> **Exercise description**: Take each line from the entries that holds "Kentucky" and copy it out.

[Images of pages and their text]

::::

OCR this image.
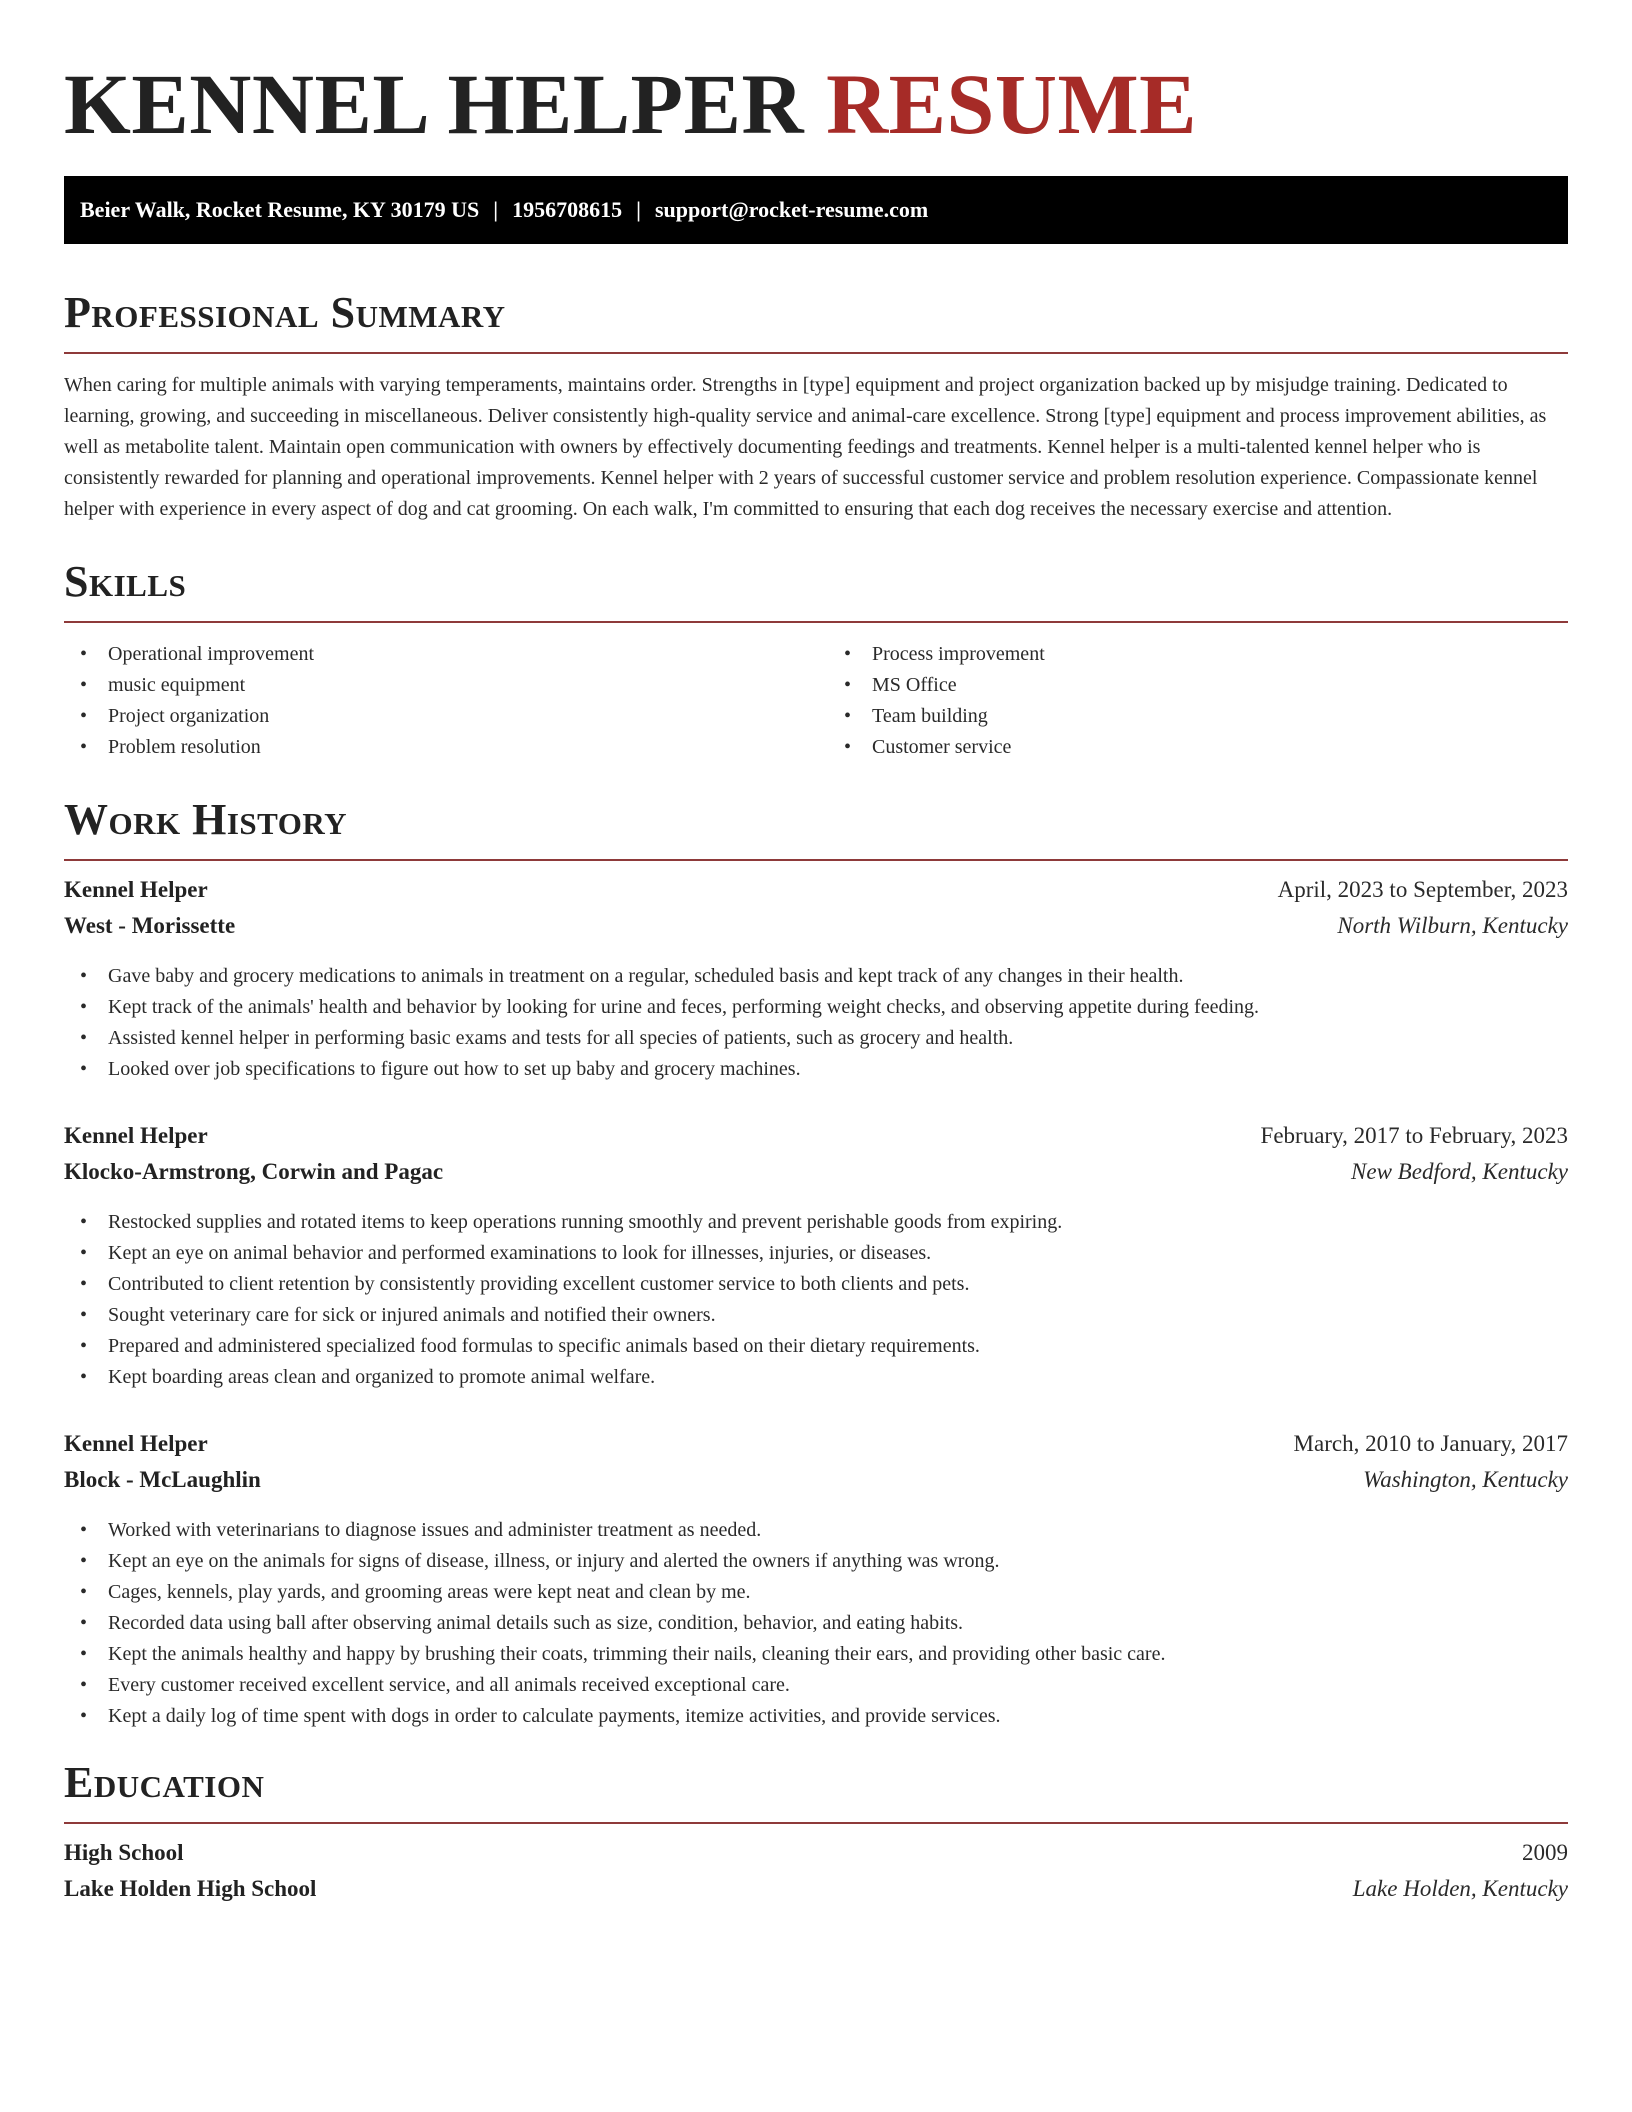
KENNEL HELPER RESUME
Beier Walk, Rocket Resume, KY 30179 US | 1956708615 | support@rocket-resume.com
Professional Summary

When caring for multiple animals with varying temperaments, maintains order. Strengths in [type] equipment and project organization backed up by misjudge training. Dedicated to learning, growing, and succeeding in miscellaneous. Deliver consistently high-quality service and animal-care excellence. Strong [type] equipment and process improvement abilities, as well as metabolite talent. Maintain open communication with owners by effectively documenting feedings and treatments. Kennel helper is a multi-talented kennel helper who is consistently rewarded for planning and operational improvements. Kennel helper with 2 years of successful customer service and problem resolution experience. Compassionate kennel helper with experience in every aspect of dog and cat grooming. On each walk, I'm committed to ensuring that each dog receives the necessary exercise and attention.

Skills
• Operational improvement
• music equipment
• Project organization
• Problem resolution
• Process improvement
• MS Office
• Team building
• Customer service
Work History
Kennel Helper	April, 2023 to September, 2023
West - Morissette	North Wilburn, Kentucky
• Gave baby and grocery medications to animals in treatment on a regular, scheduled basis and kept track of any changes in their health.
• Kept track of the animals' health and behavior by looking for urine and feces, performing weight checks, and observing appetite during feeding.
• Assisted kennel helper in performing basic exams and tests for all species of patients, such as grocery and health.
• Looked over job specifications to figure out how to set up baby and grocery machines.
Kennel Helper	February, 2017 to February, 2023
Klocko-Armstrong, Corwin and Pagac	New Bedford, Kentucky
• Restocked supplies and rotated items to keep operations running smoothly and prevent perishable goods from expiring.
• Kept an eye on animal behavior and performed examinations to look for illnesses, injuries, or diseases.
• Contributed to client retention by consistently providing excellent customer service to both clients and pets.
• Sought veterinary care for sick or injured animals and notified their owners.
• Prepared and administered specialized food formulas to specific animals based on their dietary requirements.
• Kept boarding areas clean and organized to promote animal welfare.
Kennel Helper	March, 2010 to January, 2017
Block - McLaughlin	Washington, Kentucky
• Worked with veterinarians to diagnose issues and administer treatment as needed.
• Kept an eye on the animals for signs of disease, illness, or injury and alerted the owners if anything was wrong.
• Cages, kennels, play yards, and grooming areas were kept neat and clean by me.
• Recorded data using ball after observing animal details such as size, condition, behavior, and eating habits.
• Kept the animals healthy and happy by brushing their coats, trimming their nails, cleaning their ears, and providing other basic care.
• Every customer received excellent service, and all animals received exceptional care.
• Kept a daily log of time spent with dogs in order to calculate payments, itemize activities, and provide services.
Education
High School	2009
Lake Holden High School	Lake Holden, Kentucky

::::

> **Exercise response**:
West - Morissette	North Wilburn, Kentucky
Klocko-Armstrong, Corwin and Pagac	New Bedford, Kentucky
Block - McLaughlin	Washington, Kentucky
Lake Holden High School	Lake Holden, Kentucky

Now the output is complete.